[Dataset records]
------------------------------

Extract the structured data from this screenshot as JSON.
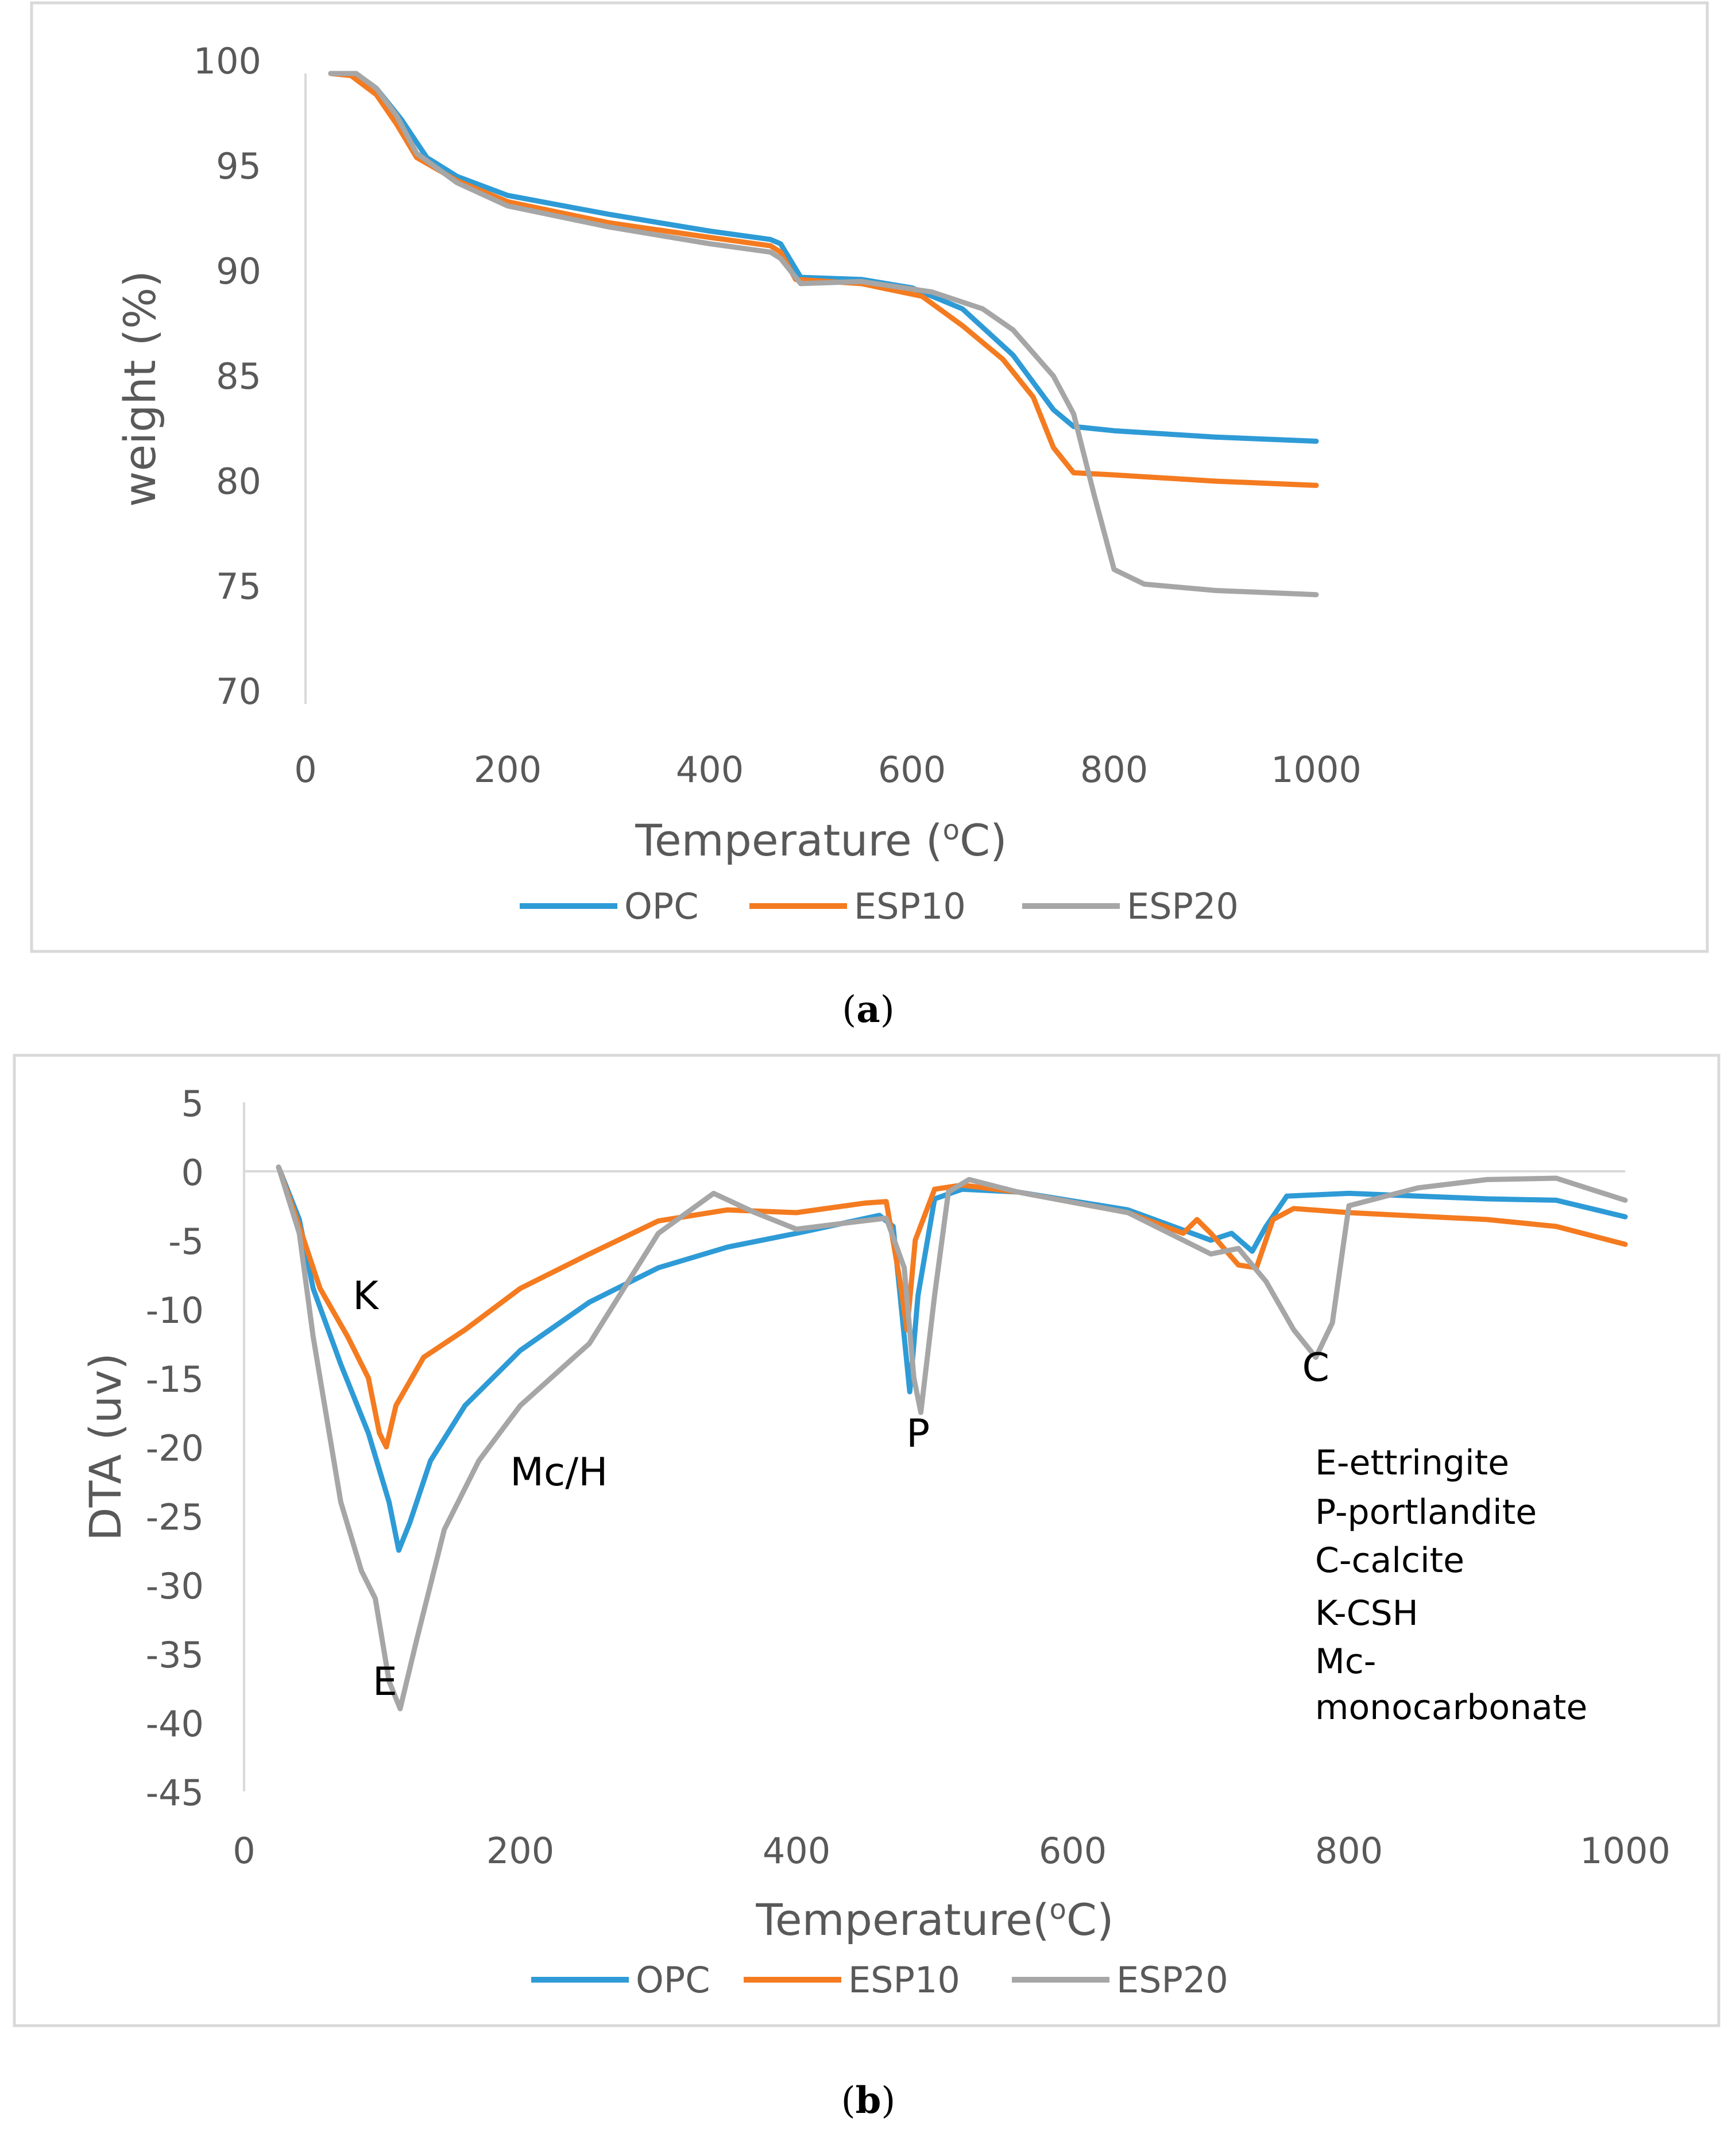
{
  "colors": {
    "OPC": "#2e9bd6",
    "ESP10": "#f47b20",
    "ESP20": "#a6a6a6",
    "axis": "#d9d9d9",
    "text": "#595959"
  },
  "chart_data": [
    {
      "id": "a",
      "type": "line",
      "caption_open": "(",
      "caption_letter": "a",
      "caption_close": ")",
      "xlabel_main": "Temperature (",
      "xlabel_sup": "o",
      "xlabel_end": "C)",
      "ylabel": "weight (%)",
      "xlim": [
        0,
        1000
      ],
      "ylim": [
        70,
        100
      ],
      "xticks": [
        "0",
        "200",
        "400",
        "600",
        "800",
        "1000"
      ],
      "yticks": [
        "70",
        "75",
        "80",
        "85",
        "90",
        "95",
        "100"
      ],
      "legend": [
        "OPC",
        "ESP10",
        "ESP20"
      ],
      "series": [
        {
          "name": "OPC",
          "points": [
            [
              25,
              100
            ],
            [
              50,
              100
            ],
            [
              70,
              99.3
            ],
            [
              95,
              97.8
            ],
            [
              120,
              96.0
            ],
            [
              150,
              95.1
            ],
            [
              200,
              94.2
            ],
            [
              300,
              93.3
            ],
            [
              400,
              92.5
            ],
            [
              460,
              92.1
            ],
            [
              470,
              91.9
            ],
            [
              490,
              90.3
            ],
            [
              550,
              90.2
            ],
            [
              600,
              89.8
            ],
            [
              650,
              88.8
            ],
            [
              700,
              86.6
            ],
            [
              740,
              84.0
            ],
            [
              760,
              83.2
            ],
            [
              800,
              83.0
            ],
            [
              900,
              82.7
            ],
            [
              1000,
              82.5
            ]
          ]
        },
        {
          "name": "ESP10",
          "points": [
            [
              25,
              100
            ],
            [
              45,
              99.9
            ],
            [
              70,
              99.0
            ],
            [
              90,
              97.6
            ],
            [
              110,
              96.0
            ],
            [
              150,
              94.9
            ],
            [
              200,
              93.9
            ],
            [
              300,
              92.9
            ],
            [
              400,
              92.2
            ],
            [
              460,
              91.8
            ],
            [
              470,
              91.5
            ],
            [
              485,
              90.2
            ],
            [
              550,
              90.0
            ],
            [
              610,
              89.4
            ],
            [
              650,
              88.0
            ],
            [
              690,
              86.4
            ],
            [
              720,
              84.6
            ],
            [
              740,
              82.2
            ],
            [
              760,
              81.0
            ],
            [
              800,
              80.9
            ],
            [
              900,
              80.6
            ],
            [
              1000,
              80.4
            ]
          ]
        },
        {
          "name": "ESP20",
          "points": [
            [
              25,
              100
            ],
            [
              50,
              100
            ],
            [
              70,
              99.3
            ],
            [
              90,
              98.0
            ],
            [
              110,
              96.2
            ],
            [
              150,
              94.8
            ],
            [
              200,
              93.7
            ],
            [
              300,
              92.7
            ],
            [
              400,
              91.9
            ],
            [
              460,
              91.5
            ],
            [
              470,
              91.2
            ],
            [
              490,
              90.0
            ],
            [
              550,
              90.1
            ],
            [
              620,
              89.6
            ],
            [
              670,
              88.8
            ],
            [
              700,
              87.8
            ],
            [
              740,
              85.6
            ],
            [
              760,
              83.8
            ],
            [
              780,
              80.0
            ],
            [
              800,
              76.4
            ],
            [
              830,
              75.7
            ],
            [
              900,
              75.4
            ],
            [
              1000,
              75.2
            ]
          ]
        }
      ]
    },
    {
      "id": "b",
      "type": "line",
      "caption_open": "(",
      "caption_letter": "b",
      "caption_close": ")",
      "xlabel_main": "Temperature(",
      "xlabel_sup": "o",
      "xlabel_end": "C)",
      "ylabel": "DTA (uv)",
      "xlim": [
        0,
        1000
      ],
      "ylim": [
        -45,
        5
      ],
      "xticks": [
        "0",
        "200",
        "400",
        "600",
        "800",
        "1000"
      ],
      "yticks": [
        "-45",
        "-40",
        "-35",
        "-30",
        "-25",
        "-20",
        "-15",
        "-10",
        "-5",
        "0",
        "5"
      ],
      "legend": [
        "OPC",
        "ESP10",
        "ESP20"
      ],
      "annotations": [
        {
          "text": "K",
          "x": 88,
          "y": -10
        },
        {
          "text": "Mc/H",
          "x": 228,
          "y": -22.8
        },
        {
          "text": "E",
          "x": 102,
          "y": -38
        },
        {
          "text": "P",
          "x": 488,
          "y": -20
        },
        {
          "text": "C",
          "x": 776,
          "y": -15.2
        }
      ],
      "key_lines": [
        "E-ettringite",
        "P-portlandite",
        "C-calcite",
        "K-CSH",
        "Mc-",
        "monocarbonate"
      ],
      "series": [
        {
          "name": "OPC",
          "points": [
            [
              25,
              0.3
            ],
            [
              40,
              -3.5
            ],
            [
              50,
              -8.5
            ],
            [
              70,
              -14
            ],
            [
              90,
              -19
            ],
            [
              105,
              -24
            ],
            [
              112,
              -27.5
            ],
            [
              120,
              -25.5
            ],
            [
              135,
              -21
            ],
            [
              160,
              -17
            ],
            [
              200,
              -13
            ],
            [
              250,
              -9.5
            ],
            [
              300,
              -7
            ],
            [
              350,
              -5.5
            ],
            [
              400,
              -4.5
            ],
            [
              460,
              -3.2
            ],
            [
              470,
              -4
            ],
            [
              476,
              -10
            ],
            [
              482,
              -16
            ],
            [
              488,
              -9
            ],
            [
              500,
              -2
            ],
            [
              520,
              -1.3
            ],
            [
              560,
              -1.5
            ],
            [
              640,
              -2.8
            ],
            [
              700,
              -5
            ],
            [
              715,
              -4.5
            ],
            [
              730,
              -5.8
            ],
            [
              740,
              -4
            ],
            [
              755,
              -1.8
            ],
            [
              800,
              -1.6
            ],
            [
              900,
              -2
            ],
            [
              950,
              -2.1
            ],
            [
              1000,
              -3.3
            ]
          ]
        },
        {
          "name": "ESP10",
          "points": [
            [
              25,
              0.3
            ],
            [
              40,
              -4
            ],
            [
              55,
              -8.5
            ],
            [
              75,
              -12
            ],
            [
              90,
              -15
            ],
            [
              98,
              -19
            ],
            [
              103,
              -20
            ],
            [
              110,
              -17
            ],
            [
              130,
              -13.5
            ],
            [
              160,
              -11.5
            ],
            [
              200,
              -8.5
            ],
            [
              250,
              -6
            ],
            [
              300,
              -3.6
            ],
            [
              350,
              -2.8
            ],
            [
              400,
              -3
            ],
            [
              450,
              -2.3
            ],
            [
              465,
              -2.2
            ],
            [
              475,
              -8
            ],
            [
              480,
              -11.5
            ],
            [
              486,
              -5
            ],
            [
              500,
              -1.3
            ],
            [
              520,
              -1
            ],
            [
              560,
              -1.5
            ],
            [
              640,
              -3
            ],
            [
              680,
              -4.5
            ],
            [
              690,
              -3.5
            ],
            [
              700,
              -4.5
            ],
            [
              720,
              -6.8
            ],
            [
              733,
              -7
            ],
            [
              745,
              -3.5
            ],
            [
              760,
              -2.7
            ],
            [
              800,
              -3
            ],
            [
              900,
              -3.5
            ],
            [
              950,
              -4
            ],
            [
              1000,
              -5.3
            ]
          ]
        },
        {
          "name": "ESP20",
          "points": [
            [
              25,
              0.3
            ],
            [
              40,
              -4.5
            ],
            [
              50,
              -12
            ],
            [
              70,
              -24
            ],
            [
              85,
              -29
            ],
            [
              95,
              -31
            ],
            [
              105,
              -37
            ],
            [
              113,
              -39
            ],
            [
              125,
              -34
            ],
            [
              145,
              -26
            ],
            [
              170,
              -21
            ],
            [
              200,
              -17
            ],
            [
              250,
              -12.5
            ],
            [
              300,
              -4.5
            ],
            [
              340,
              -1.6
            ],
            [
              370,
              -3
            ],
            [
              400,
              -4.2
            ],
            [
              440,
              -3.7
            ],
            [
              465,
              -3.4
            ],
            [
              478,
              -7
            ],
            [
              485,
              -15
            ],
            [
              490,
              -17.5
            ],
            [
              500,
              -9
            ],
            [
              510,
              -1.5
            ],
            [
              525,
              -0.6
            ],
            [
              560,
              -1.5
            ],
            [
              640,
              -3
            ],
            [
              700,
              -6
            ],
            [
              720,
              -5.6
            ],
            [
              740,
              -8
            ],
            [
              760,
              -11.5
            ],
            [
              776,
              -13.5
            ],
            [
              788,
              -11
            ],
            [
              795,
              -6
            ],
            [
              800,
              -2.5
            ],
            [
              850,
              -1.2
            ],
            [
              900,
              -0.6
            ],
            [
              950,
              -0.5
            ],
            [
              1000,
              -2.1
            ]
          ]
        }
      ]
    }
  ]
}
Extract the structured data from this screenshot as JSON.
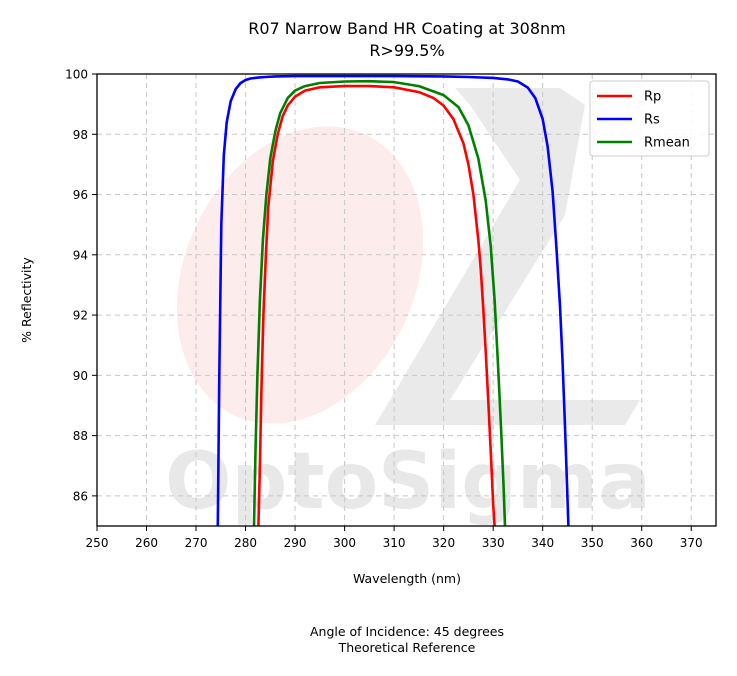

------------------------------

Count every line in the data where the string "text" occurs. Give nothing except the number.

* [PROBLEM SOLUTION] 6